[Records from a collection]
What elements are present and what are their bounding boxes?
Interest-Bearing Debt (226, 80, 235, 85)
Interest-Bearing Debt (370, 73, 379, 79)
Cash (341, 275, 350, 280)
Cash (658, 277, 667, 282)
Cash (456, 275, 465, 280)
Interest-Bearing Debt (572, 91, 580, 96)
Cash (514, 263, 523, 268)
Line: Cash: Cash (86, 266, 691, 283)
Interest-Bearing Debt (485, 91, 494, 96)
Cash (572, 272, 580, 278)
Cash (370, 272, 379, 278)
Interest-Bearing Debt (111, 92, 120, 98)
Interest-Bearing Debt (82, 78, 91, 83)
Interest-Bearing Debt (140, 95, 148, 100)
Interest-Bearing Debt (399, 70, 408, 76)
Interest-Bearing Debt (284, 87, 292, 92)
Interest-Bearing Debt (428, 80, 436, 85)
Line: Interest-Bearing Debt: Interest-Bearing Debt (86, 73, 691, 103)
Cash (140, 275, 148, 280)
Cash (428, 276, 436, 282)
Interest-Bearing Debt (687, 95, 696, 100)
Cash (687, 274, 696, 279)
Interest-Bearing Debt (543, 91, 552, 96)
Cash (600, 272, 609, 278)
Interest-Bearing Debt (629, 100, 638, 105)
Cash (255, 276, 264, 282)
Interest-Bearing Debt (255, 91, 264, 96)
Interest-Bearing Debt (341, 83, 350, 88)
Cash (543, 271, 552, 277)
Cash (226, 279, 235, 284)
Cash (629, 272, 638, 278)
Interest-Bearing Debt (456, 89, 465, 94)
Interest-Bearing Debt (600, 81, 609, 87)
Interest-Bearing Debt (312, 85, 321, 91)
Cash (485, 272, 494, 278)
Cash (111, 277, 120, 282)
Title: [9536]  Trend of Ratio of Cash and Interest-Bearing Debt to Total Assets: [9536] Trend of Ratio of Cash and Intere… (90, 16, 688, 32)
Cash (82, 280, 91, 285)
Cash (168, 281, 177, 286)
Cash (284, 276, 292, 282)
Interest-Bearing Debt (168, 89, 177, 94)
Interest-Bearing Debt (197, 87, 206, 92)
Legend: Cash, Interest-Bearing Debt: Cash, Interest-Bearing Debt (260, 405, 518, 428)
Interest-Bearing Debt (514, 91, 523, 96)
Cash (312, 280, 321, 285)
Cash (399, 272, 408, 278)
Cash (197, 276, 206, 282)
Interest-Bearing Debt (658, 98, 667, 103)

* * *

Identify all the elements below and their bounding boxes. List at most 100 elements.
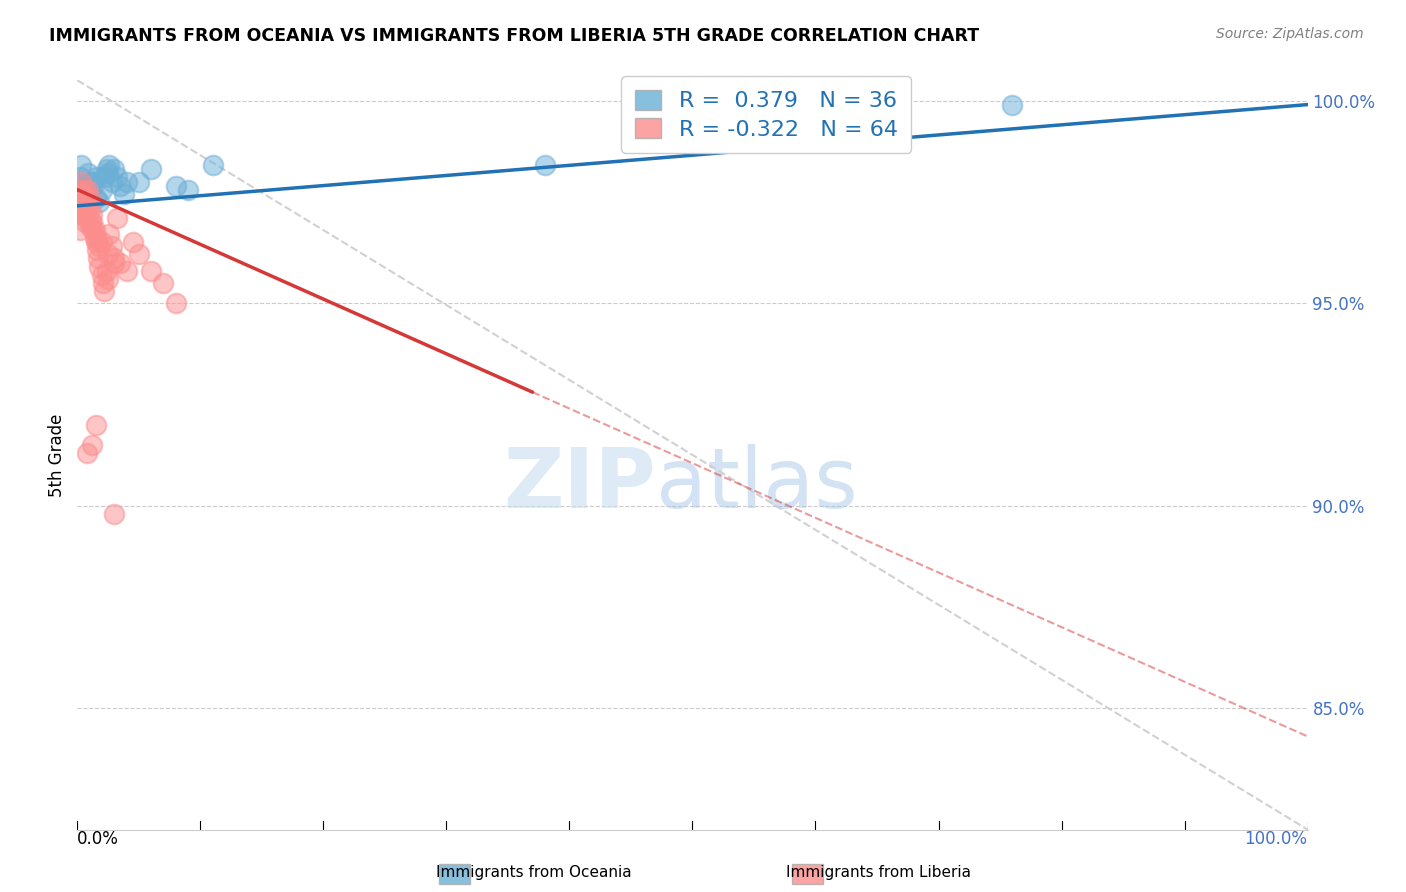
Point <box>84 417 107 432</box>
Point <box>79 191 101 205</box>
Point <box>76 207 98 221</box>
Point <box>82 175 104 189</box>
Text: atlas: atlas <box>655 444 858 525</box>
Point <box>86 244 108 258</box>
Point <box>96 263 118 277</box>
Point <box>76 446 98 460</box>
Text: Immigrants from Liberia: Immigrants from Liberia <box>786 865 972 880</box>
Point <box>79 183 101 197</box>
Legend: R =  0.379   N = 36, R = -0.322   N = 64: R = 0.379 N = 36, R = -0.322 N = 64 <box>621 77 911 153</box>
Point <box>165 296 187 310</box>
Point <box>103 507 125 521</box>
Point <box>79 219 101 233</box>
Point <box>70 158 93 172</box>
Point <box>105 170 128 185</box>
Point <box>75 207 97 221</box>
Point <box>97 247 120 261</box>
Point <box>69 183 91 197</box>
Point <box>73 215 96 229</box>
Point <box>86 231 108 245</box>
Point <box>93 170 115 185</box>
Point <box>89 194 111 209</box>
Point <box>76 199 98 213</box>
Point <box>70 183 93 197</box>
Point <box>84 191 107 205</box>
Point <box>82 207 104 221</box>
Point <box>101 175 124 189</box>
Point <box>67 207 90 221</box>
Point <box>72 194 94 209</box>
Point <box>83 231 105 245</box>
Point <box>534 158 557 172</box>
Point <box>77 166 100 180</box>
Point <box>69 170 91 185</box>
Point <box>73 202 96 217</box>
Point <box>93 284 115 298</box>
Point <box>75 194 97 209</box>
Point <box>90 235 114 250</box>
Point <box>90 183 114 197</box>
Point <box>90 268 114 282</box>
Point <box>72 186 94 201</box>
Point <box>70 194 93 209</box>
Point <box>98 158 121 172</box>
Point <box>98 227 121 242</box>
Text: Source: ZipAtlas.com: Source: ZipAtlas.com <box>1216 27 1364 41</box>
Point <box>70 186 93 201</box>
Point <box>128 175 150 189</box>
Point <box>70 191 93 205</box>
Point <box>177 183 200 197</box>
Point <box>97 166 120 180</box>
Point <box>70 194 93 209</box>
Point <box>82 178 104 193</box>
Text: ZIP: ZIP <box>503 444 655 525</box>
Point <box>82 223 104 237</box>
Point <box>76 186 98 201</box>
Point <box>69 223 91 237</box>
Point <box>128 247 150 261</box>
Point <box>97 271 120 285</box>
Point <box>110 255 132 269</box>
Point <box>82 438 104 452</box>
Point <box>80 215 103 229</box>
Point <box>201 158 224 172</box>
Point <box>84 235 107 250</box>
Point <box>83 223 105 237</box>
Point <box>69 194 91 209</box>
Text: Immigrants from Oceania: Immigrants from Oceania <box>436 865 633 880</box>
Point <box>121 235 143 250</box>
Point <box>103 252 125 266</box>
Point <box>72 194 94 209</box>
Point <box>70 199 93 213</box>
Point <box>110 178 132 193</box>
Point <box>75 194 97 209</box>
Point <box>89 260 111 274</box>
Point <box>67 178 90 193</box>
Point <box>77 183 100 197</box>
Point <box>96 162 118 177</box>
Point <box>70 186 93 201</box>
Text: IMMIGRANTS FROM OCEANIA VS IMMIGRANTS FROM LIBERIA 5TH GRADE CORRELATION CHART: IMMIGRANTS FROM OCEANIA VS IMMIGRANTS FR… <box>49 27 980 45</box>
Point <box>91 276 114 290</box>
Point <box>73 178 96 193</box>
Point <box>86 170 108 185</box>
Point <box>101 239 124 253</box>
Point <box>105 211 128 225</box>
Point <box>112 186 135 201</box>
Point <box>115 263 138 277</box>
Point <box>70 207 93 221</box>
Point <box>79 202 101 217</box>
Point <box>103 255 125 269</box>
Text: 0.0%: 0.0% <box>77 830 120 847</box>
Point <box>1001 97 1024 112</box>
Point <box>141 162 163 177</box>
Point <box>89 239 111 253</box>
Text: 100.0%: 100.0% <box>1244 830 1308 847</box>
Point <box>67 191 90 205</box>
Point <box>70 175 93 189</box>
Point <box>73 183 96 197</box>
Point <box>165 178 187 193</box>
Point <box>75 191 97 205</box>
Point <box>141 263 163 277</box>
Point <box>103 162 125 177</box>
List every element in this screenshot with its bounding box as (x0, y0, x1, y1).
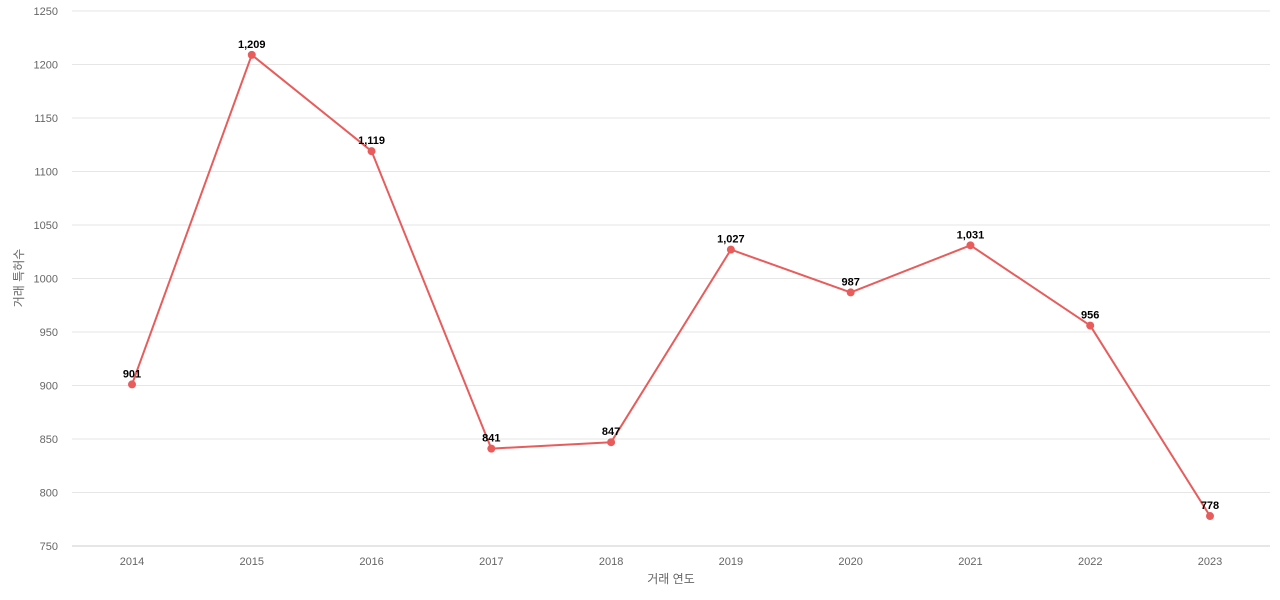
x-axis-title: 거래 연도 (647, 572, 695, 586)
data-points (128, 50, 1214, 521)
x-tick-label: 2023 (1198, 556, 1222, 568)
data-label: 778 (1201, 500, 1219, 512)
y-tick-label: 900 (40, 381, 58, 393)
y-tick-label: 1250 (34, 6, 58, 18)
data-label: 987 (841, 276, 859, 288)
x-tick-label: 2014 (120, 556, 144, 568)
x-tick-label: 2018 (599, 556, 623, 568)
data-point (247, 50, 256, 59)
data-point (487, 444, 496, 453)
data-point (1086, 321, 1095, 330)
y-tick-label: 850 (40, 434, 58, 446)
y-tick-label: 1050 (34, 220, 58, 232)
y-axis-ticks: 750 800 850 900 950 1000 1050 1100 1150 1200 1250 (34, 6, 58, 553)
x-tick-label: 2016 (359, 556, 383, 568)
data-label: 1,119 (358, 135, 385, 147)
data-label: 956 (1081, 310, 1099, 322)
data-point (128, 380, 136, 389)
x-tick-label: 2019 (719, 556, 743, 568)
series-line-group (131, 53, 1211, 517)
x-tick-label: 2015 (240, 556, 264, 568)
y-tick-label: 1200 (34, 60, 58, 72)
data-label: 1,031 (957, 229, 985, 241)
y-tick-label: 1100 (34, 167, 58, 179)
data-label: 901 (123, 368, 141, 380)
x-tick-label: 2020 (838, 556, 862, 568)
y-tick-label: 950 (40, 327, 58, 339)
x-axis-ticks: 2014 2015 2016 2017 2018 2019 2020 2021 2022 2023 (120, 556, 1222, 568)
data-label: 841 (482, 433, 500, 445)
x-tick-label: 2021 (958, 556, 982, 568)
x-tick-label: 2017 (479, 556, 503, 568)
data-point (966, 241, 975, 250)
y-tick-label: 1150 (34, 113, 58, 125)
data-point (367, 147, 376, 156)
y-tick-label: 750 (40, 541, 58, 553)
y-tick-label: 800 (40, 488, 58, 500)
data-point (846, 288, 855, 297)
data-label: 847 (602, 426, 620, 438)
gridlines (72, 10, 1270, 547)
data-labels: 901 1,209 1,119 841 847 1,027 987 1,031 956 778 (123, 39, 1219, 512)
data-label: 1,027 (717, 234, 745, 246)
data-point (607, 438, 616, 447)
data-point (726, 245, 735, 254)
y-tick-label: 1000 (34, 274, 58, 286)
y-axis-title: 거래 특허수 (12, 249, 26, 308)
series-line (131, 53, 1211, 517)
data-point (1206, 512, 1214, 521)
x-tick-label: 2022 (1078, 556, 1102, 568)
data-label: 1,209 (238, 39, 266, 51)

==

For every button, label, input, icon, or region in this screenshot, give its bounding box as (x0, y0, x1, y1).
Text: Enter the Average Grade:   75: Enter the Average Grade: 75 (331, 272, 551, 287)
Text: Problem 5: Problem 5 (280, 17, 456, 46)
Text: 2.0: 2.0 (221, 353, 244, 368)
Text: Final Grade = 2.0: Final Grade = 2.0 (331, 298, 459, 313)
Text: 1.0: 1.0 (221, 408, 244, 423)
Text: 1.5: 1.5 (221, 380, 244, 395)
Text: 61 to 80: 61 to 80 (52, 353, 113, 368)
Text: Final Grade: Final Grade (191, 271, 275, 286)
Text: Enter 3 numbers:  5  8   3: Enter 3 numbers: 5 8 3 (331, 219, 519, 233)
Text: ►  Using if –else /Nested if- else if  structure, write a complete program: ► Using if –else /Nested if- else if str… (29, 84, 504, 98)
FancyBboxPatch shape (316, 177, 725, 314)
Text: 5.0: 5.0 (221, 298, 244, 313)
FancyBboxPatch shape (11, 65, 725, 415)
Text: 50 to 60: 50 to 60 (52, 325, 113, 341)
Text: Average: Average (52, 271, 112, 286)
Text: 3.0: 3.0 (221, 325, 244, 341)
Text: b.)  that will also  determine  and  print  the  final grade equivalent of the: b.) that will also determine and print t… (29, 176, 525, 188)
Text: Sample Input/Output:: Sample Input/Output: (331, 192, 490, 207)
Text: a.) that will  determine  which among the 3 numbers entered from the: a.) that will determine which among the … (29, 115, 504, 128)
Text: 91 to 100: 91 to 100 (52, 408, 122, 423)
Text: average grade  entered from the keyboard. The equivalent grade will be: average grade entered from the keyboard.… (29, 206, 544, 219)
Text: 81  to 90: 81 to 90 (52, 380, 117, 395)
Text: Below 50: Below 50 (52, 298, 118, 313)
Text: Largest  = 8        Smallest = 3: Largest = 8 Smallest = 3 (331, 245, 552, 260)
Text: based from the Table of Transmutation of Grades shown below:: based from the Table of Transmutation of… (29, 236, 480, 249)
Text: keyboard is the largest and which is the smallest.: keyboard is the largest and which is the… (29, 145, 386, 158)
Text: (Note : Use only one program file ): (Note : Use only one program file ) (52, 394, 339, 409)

Goal: Print the lines from the one with "x-axis-title: 거래 연도 (647, 572, 695, 586)" up to and including the one with "data-point (846, 288, 855, 297)" exactly as they stand.

Complete output:
x-axis-title: 거래 연도 (647, 572, 695, 586)
data-points (128, 50, 1214, 521)
x-tick-label: 2023 (1198, 556, 1222, 568)
data-label: 778 (1201, 500, 1219, 512)
y-tick-label: 900 (40, 381, 58, 393)
y-tick-label: 1250 (34, 6, 58, 18)
data-label: 987 (841, 276, 859, 288)
x-tick-label: 2014 (120, 556, 144, 568)
x-tick-label: 2018 (599, 556, 623, 568)
data-point (247, 50, 256, 59)
data-point (487, 444, 496, 453)
data-point (1086, 321, 1095, 330)
y-tick-label: 850 (40, 434, 58, 446)
y-tick-label: 1050 (34, 220, 58, 232)
y-axis-ticks: 750 800 850 900 950 1000 1050 1100 1150 1200 1250 (34, 6, 58, 553)
x-tick-label: 2016 (359, 556, 383, 568)
data-label: 1,119 (358, 135, 385, 147)
data-label: 956 (1081, 310, 1099, 322)
data-point (128, 380, 136, 389)
x-tick-label: 2019 (719, 556, 743, 568)
series-line-group (131, 53, 1211, 517)
x-tick-label: 2015 (240, 556, 264, 568)
y-tick-label: 1200 (34, 60, 58, 72)
data-label: 1,031 (957, 229, 985, 241)
y-tick-label: 1100 (34, 167, 58, 179)
data-label: 901 (123, 368, 141, 380)
x-tick-label: 2020 (838, 556, 862, 568)
y-tick-label: 950 (40, 327, 58, 339)
x-axis-ticks: 2014 2015 2016 2017 2018 2019 2020 2021 2022 2023 (120, 556, 1222, 568)
data-label: 841 (482, 433, 500, 445)
x-tick-label: 2021 (958, 556, 982, 568)
x-tick-label: 2017 (479, 556, 503, 568)
data-point (966, 241, 975, 250)
y-tick-label: 1150 (34, 113, 58, 125)
data-point (367, 147, 376, 156)
y-tick-label: 750 (40, 541, 58, 553)
y-tick-label: 800 (40, 488, 58, 500)
data-point (846, 288, 855, 297)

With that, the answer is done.